What is expected: In every one of the records, rename each "bar-korean-tourists" to "bar-south-korean-tourists" and keep everything else as it is.

begin Task material

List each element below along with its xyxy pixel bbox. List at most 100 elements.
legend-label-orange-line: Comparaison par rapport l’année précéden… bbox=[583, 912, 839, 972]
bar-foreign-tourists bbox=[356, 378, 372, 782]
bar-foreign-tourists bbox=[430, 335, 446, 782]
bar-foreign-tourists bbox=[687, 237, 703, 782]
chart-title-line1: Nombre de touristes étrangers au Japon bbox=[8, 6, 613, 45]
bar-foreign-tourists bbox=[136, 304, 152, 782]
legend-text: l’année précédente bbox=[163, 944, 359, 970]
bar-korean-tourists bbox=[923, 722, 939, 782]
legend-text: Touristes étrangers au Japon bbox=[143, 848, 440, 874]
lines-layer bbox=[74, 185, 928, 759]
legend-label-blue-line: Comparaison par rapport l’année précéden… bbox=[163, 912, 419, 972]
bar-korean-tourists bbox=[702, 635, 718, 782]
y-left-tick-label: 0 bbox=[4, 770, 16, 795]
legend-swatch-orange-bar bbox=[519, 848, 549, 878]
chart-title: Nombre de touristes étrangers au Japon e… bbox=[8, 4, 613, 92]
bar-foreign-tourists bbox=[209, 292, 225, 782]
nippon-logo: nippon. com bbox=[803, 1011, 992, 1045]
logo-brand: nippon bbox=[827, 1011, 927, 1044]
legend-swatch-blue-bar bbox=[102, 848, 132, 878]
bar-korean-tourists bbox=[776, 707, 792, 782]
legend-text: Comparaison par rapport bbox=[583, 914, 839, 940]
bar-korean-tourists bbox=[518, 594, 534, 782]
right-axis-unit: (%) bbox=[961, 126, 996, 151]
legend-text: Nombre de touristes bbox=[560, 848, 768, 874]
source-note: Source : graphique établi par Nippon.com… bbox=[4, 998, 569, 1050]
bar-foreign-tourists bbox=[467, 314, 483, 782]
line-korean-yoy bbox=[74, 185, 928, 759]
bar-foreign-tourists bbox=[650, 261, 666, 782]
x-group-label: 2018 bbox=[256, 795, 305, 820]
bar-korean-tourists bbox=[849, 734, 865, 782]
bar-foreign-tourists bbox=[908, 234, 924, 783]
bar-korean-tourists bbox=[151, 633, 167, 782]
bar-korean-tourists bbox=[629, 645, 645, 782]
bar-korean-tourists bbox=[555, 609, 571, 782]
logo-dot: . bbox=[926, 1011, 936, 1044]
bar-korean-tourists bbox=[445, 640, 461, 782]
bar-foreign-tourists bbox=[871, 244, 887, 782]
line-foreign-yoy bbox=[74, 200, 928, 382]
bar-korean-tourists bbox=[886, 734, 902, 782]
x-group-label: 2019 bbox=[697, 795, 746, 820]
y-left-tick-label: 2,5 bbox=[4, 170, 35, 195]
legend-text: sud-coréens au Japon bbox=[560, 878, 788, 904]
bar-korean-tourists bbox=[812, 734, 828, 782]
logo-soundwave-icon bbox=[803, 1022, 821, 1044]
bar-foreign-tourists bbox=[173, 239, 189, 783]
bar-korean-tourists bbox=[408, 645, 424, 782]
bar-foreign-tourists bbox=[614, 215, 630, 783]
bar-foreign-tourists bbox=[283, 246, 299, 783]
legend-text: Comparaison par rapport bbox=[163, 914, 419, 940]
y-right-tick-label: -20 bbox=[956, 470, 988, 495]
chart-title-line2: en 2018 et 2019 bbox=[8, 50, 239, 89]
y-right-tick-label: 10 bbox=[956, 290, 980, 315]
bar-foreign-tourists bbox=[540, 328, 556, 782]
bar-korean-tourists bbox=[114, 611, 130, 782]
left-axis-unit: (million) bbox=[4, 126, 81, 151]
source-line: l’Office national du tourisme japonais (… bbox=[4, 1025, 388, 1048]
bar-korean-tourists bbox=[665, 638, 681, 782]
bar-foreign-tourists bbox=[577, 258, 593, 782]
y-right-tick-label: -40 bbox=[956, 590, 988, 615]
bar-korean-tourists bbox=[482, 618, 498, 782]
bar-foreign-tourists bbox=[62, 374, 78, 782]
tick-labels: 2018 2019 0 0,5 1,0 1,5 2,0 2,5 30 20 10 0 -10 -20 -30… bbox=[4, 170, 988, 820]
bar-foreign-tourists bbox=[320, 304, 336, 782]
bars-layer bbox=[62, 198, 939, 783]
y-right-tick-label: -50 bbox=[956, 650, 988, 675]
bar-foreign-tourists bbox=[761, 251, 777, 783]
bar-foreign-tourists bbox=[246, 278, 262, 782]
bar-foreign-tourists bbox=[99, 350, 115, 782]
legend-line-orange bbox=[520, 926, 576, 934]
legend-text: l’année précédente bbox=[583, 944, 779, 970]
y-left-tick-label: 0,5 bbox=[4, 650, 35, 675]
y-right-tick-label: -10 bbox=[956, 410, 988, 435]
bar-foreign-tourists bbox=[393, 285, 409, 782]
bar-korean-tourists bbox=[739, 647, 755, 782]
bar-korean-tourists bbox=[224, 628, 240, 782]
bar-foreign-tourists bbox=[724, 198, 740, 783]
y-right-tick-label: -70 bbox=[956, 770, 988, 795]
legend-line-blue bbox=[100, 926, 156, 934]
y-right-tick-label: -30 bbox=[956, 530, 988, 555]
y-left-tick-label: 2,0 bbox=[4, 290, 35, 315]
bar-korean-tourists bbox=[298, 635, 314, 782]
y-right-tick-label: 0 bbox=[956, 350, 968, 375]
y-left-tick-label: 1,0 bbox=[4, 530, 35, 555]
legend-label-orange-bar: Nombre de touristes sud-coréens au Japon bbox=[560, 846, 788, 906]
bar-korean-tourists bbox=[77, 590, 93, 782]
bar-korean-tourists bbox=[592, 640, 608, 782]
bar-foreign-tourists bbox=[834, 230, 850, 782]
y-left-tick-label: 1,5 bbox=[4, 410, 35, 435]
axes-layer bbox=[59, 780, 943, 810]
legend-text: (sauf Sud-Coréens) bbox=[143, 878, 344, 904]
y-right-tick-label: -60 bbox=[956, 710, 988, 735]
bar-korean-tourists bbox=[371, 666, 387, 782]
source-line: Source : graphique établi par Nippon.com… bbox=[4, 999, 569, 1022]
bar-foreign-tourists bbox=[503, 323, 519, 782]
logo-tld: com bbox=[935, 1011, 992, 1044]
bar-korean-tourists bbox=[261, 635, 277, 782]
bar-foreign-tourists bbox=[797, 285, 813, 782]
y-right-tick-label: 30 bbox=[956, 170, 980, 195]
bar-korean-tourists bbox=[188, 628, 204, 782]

end Task material

Exercise output:
List each element below along with its xyxy pixel bbox. List at most 100 elements.
legend-label-orange-line: Comparaison par rapport l’année précéden… bbox=[583, 912, 839, 972]
bar-foreign-tourists bbox=[356, 378, 372, 782]
bar-foreign-tourists bbox=[430, 335, 446, 782]
bar-foreign-tourists bbox=[687, 237, 703, 782]
chart-title-line1: Nombre de touristes étrangers au Japon bbox=[8, 6, 613, 45]
bar-foreign-tourists bbox=[136, 304, 152, 782]
legend-text: l’année précédente bbox=[163, 944, 359, 970]
bar-south-korean-tourists bbox=[923, 722, 939, 782]
legend-text: Touristes étrangers au Japon bbox=[143, 848, 440, 874]
lines-layer bbox=[74, 185, 928, 759]
legend-label-blue-line: Comparaison par rapport l’année précéden… bbox=[163, 912, 419, 972]
bar-south-korean-tourists bbox=[702, 635, 718, 782]
y-left-tick-label: 0 bbox=[4, 770, 16, 795]
legend-swatch-orange-bar bbox=[519, 848, 549, 878]
chart-title: Nombre de touristes étrangers au Japon e… bbox=[8, 4, 613, 92]
bar-foreign-tourists bbox=[209, 292, 225, 782]
nippon-logo: nippon. com bbox=[803, 1011, 992, 1045]
logo-brand: nippon bbox=[827, 1011, 927, 1044]
legend-swatch-blue-bar bbox=[102, 848, 132, 878]
bar-south-korean-tourists bbox=[776, 707, 792, 782]
legend-text: Comparaison par rapport bbox=[583, 914, 839, 940]
bar-south-korean-tourists bbox=[518, 594, 534, 782]
right-axis-unit: (%) bbox=[961, 126, 996, 151]
legend-text: Nombre de touristes bbox=[560, 848, 768, 874]
source-note: Source : graphique établi par Nippon.com… bbox=[4, 998, 569, 1050]
bar-foreign-tourists bbox=[467, 314, 483, 782]
line-korean-yoy bbox=[74, 185, 928, 759]
bar-foreign-tourists bbox=[650, 261, 666, 782]
x-group-label: 2018 bbox=[256, 795, 305, 820]
bar-south-korean-tourists bbox=[849, 734, 865, 782]
bar-foreign-tourists bbox=[908, 234, 924, 783]
bar-south-korean-tourists bbox=[151, 633, 167, 782]
bar-south-korean-tourists bbox=[629, 645, 645, 782]
bar-south-korean-tourists bbox=[555, 609, 571, 782]
logo-dot: . bbox=[926, 1011, 936, 1044]
bar-south-korean-tourists bbox=[445, 640, 461, 782]
bar-foreign-tourists bbox=[871, 244, 887, 782]
line-foreign-yoy bbox=[74, 200, 928, 382]
bar-south-korean-tourists bbox=[886, 734, 902, 782]
x-group-label: 2019 bbox=[697, 795, 746, 820]
y-left-tick-label: 2,5 bbox=[4, 170, 35, 195]
legend-text: sud-coréens au Japon bbox=[560, 878, 788, 904]
bar-south-korean-tourists bbox=[812, 734, 828, 782]
logo-soundwave-icon bbox=[803, 1022, 821, 1044]
bar-foreign-tourists bbox=[173, 239, 189, 783]
bar-south-korean-tourists bbox=[408, 645, 424, 782]
bar-foreign-tourists bbox=[614, 215, 630, 783]
bar-foreign-tourists bbox=[283, 246, 299, 783]
legend-text: Comparaison par rapport bbox=[163, 914, 419, 940]
y-right-tick-label: -20 bbox=[956, 470, 988, 495]
chart-title-line2: en 2018 et 2019 bbox=[8, 50, 239, 89]
y-right-tick-label: 10 bbox=[956, 290, 980, 315]
bar-foreign-tourists bbox=[540, 328, 556, 782]
bar-south-korean-tourists bbox=[114, 611, 130, 782]
left-axis-unit: (million) bbox=[4, 126, 81, 151]
source-line: l’Office national du tourisme japonais (… bbox=[4, 1025, 388, 1048]
bar-south-korean-tourists bbox=[665, 638, 681, 782]
bar-foreign-tourists bbox=[577, 258, 593, 782]
y-right-tick-label: -40 bbox=[956, 590, 988, 615]
bar-south-korean-tourists bbox=[482, 618, 498, 782]
bar-foreign-tourists bbox=[62, 374, 78, 782]
tick-labels: 2018 2019 0 0,5 1,0 1,5 2,0 2,5 30 20 10 0 -10 -20 -30… bbox=[4, 170, 988, 820]
bar-foreign-tourists bbox=[320, 304, 336, 782]
bars-layer bbox=[62, 198, 939, 783]
y-right-tick-label: -50 bbox=[956, 650, 988, 675]
bar-foreign-tourists bbox=[761, 251, 777, 783]
bar-foreign-tourists bbox=[246, 278, 262, 782]
bar-foreign-tourists bbox=[99, 350, 115, 782]
legend-line-orange bbox=[520, 926, 576, 934]
legend-text: l’année précédente bbox=[583, 944, 779, 970]
y-left-tick-label: 0,5 bbox=[4, 650, 35, 675]
y-right-tick-label: -10 bbox=[956, 410, 988, 435]
bar-foreign-tourists bbox=[393, 285, 409, 782]
bar-south-korean-tourists bbox=[739, 647, 755, 782]
bar-south-korean-tourists bbox=[224, 628, 240, 782]
bar-foreign-tourists bbox=[724, 198, 740, 783]
y-right-tick-label: -70 bbox=[956, 770, 988, 795]
legend-line-blue bbox=[100, 926, 156, 934]
y-right-tick-label: -30 bbox=[956, 530, 988, 555]
y-left-tick-label: 2,0 bbox=[4, 290, 35, 315]
bar-south-korean-tourists bbox=[298, 635, 314, 782]
y-right-tick-label: 0 bbox=[956, 350, 968, 375]
y-left-tick-label: 1,0 bbox=[4, 530, 35, 555]
legend-label-orange-bar: Nombre de touristes sud-coréens au Japon bbox=[560, 846, 788, 906]
bar-south-korean-tourists bbox=[77, 590, 93, 782]
bar-south-korean-tourists bbox=[592, 640, 608, 782]
bar-foreign-tourists bbox=[834, 230, 850, 782]
y-left-tick-label: 1,5 bbox=[4, 410, 35, 435]
axes-layer bbox=[59, 780, 943, 810]
legend-text: (sauf Sud-Coréens) bbox=[143, 878, 344, 904]
y-right-tick-label: -60 bbox=[956, 710, 988, 735]
bar-south-korean-tourists bbox=[371, 666, 387, 782]
source-line: Source : graphique établi par Nippon.com… bbox=[4, 999, 569, 1022]
bar-foreign-tourists bbox=[503, 323, 519, 782]
logo-tld: com bbox=[935, 1011, 992, 1044]
bar-south-korean-tourists bbox=[261, 635, 277, 782]
bar-foreign-tourists bbox=[797, 285, 813, 782]
y-right-tick-label: 30 bbox=[956, 170, 980, 195]
bar-south-korean-tourists bbox=[188, 628, 204, 782]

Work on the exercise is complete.